-- RECORDS follows --
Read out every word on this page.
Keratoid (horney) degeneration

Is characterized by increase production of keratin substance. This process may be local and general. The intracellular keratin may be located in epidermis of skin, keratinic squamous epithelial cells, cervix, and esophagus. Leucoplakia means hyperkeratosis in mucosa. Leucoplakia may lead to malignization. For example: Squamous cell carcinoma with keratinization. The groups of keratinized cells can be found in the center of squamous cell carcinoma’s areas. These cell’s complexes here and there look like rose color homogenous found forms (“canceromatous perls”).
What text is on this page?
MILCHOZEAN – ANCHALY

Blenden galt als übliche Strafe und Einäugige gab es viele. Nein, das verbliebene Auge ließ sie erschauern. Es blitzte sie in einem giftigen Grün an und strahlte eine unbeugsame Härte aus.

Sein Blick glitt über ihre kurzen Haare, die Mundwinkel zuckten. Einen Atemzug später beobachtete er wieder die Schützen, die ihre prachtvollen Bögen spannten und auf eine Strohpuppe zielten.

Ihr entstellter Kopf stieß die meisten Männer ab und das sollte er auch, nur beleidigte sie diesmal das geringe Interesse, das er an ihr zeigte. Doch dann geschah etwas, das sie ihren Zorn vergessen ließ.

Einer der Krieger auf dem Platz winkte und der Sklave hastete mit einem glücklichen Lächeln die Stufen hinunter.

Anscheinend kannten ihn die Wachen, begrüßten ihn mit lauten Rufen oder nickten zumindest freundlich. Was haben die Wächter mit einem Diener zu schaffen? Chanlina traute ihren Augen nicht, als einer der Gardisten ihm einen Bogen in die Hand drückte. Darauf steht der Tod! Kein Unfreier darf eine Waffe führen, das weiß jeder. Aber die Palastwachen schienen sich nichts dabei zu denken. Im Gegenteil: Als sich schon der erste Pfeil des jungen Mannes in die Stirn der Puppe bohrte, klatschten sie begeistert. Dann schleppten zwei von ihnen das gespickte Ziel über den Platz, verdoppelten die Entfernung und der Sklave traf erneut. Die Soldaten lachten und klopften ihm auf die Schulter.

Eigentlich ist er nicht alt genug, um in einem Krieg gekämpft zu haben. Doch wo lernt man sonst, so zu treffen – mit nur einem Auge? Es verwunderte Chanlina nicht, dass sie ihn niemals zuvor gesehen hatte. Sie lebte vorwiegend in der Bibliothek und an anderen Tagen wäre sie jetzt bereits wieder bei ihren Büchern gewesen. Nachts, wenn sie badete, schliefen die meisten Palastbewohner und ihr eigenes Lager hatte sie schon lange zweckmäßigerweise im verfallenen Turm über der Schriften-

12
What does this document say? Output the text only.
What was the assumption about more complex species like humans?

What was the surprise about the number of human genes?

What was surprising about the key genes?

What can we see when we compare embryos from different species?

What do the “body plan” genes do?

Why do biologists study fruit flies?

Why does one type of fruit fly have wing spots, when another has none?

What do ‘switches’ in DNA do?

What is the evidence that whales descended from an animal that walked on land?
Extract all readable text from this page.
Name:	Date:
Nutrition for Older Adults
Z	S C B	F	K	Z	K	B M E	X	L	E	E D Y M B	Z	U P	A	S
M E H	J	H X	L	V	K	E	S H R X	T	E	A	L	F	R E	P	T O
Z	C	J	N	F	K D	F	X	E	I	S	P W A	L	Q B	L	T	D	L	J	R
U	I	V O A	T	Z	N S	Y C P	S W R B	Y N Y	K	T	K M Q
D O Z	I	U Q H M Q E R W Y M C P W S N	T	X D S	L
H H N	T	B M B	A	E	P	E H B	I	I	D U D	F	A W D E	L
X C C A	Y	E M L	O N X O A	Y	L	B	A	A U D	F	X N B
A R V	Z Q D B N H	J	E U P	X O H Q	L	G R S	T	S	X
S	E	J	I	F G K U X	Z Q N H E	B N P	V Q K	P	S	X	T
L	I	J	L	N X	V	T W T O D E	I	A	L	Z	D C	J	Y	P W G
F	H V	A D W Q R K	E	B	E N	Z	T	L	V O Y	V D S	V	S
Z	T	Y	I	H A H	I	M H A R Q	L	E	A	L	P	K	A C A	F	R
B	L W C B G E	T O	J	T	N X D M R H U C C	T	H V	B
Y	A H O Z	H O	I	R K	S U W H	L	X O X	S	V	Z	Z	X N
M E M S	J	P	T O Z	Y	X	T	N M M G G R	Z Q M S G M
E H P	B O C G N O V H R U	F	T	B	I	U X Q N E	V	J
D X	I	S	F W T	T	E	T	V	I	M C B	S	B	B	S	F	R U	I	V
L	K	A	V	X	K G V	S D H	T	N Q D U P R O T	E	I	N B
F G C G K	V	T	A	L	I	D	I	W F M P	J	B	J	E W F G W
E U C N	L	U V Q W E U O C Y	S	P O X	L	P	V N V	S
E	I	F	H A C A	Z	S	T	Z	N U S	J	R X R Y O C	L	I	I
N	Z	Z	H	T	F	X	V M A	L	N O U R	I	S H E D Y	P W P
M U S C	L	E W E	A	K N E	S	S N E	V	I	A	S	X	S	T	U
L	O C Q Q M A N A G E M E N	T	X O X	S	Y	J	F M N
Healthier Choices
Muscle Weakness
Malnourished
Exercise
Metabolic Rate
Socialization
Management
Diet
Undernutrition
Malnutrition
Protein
-- RECORDS concluded --
• [EXERCISE DIRECTIONS] If a line in the records contains the string "species", copy it out.

• [EXERCISE OUTPUT]
What was the assumption about more complex species like humans?
What can we see when we compare embryos from different species?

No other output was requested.